* START Data shown *
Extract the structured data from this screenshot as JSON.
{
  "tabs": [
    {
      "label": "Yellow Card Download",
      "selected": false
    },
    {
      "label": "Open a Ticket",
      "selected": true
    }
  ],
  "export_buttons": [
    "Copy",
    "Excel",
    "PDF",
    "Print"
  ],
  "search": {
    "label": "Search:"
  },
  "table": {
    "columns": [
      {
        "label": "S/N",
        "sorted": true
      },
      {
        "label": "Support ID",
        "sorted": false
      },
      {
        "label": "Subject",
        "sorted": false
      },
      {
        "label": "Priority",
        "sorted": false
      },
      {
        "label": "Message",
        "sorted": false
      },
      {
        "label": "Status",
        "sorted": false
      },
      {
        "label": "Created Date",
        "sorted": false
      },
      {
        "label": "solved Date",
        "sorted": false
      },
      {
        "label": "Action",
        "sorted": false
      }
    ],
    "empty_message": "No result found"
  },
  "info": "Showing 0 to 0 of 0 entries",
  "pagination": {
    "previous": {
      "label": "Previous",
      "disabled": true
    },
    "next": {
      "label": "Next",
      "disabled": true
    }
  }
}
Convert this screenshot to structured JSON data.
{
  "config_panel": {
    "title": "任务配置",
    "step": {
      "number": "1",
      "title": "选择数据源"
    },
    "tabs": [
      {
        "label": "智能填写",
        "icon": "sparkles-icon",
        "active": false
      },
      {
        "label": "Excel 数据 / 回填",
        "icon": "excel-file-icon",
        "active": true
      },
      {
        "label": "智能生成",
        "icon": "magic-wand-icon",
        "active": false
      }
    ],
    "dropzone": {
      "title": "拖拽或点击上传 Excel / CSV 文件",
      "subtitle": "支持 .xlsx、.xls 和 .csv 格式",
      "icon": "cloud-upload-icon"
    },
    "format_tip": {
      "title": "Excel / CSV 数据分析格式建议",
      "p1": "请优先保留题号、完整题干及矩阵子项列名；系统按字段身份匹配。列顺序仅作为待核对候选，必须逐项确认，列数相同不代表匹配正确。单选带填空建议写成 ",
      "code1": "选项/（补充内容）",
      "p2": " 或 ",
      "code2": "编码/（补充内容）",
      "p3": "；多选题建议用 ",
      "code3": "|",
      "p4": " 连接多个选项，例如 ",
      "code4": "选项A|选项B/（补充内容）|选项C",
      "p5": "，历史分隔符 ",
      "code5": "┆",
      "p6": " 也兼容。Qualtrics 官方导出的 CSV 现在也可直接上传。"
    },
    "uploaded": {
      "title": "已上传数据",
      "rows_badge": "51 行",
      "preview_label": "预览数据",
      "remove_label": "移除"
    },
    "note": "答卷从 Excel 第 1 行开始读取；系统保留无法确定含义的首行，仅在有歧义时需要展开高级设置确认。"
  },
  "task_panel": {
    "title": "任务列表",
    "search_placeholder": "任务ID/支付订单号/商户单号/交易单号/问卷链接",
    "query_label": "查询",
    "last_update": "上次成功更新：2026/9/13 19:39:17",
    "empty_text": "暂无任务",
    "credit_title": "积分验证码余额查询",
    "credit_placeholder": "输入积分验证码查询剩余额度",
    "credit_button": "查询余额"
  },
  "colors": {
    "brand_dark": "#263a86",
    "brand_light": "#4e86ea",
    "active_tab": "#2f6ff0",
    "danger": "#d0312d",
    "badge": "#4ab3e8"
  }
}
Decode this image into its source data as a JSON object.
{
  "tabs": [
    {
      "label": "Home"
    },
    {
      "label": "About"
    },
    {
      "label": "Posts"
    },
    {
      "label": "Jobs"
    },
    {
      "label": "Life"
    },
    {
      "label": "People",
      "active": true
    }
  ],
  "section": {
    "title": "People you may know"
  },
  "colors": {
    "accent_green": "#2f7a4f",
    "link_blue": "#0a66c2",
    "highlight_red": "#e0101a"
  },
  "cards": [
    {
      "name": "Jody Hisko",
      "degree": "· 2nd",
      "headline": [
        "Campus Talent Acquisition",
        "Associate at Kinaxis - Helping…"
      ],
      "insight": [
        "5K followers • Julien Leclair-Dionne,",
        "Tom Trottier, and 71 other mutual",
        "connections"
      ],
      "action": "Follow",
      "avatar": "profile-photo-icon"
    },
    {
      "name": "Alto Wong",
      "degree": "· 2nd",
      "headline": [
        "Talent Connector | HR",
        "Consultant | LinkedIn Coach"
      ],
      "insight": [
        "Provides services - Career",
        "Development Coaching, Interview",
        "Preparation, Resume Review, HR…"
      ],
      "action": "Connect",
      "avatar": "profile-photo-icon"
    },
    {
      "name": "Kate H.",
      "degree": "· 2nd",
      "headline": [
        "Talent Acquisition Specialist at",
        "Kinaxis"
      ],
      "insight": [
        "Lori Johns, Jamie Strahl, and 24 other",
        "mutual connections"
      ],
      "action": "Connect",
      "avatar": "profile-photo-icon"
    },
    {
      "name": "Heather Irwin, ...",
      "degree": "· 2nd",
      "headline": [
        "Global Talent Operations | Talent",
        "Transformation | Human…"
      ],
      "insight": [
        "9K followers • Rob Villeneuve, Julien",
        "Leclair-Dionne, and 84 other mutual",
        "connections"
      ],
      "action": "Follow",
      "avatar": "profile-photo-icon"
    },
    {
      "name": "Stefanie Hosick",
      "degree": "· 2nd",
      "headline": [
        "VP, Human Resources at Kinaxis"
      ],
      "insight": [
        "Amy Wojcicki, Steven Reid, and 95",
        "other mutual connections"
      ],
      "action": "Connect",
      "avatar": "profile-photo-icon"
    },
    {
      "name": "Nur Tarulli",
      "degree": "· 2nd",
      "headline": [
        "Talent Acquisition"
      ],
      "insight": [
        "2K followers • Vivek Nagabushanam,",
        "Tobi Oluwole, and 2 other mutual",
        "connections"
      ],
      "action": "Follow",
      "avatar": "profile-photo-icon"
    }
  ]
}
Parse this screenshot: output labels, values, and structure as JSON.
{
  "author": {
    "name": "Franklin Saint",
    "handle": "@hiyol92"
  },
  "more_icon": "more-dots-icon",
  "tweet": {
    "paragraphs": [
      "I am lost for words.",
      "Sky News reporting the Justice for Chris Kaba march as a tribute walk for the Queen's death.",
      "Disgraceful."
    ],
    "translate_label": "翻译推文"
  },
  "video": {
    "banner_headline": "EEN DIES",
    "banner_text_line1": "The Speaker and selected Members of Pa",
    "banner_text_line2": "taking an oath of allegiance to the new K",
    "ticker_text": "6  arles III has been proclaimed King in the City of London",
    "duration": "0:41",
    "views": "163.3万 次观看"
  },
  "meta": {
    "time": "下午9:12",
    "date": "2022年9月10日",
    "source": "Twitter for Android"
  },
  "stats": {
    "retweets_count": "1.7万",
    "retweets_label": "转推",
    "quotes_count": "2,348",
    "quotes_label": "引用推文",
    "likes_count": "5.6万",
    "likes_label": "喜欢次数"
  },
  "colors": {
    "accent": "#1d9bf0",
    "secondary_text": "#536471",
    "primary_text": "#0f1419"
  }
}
* END Data shown *
== Aim of the exercise ==
The required output is the number of lines containing the word "Leclair", and nothing besides.

== Result of this task ==
2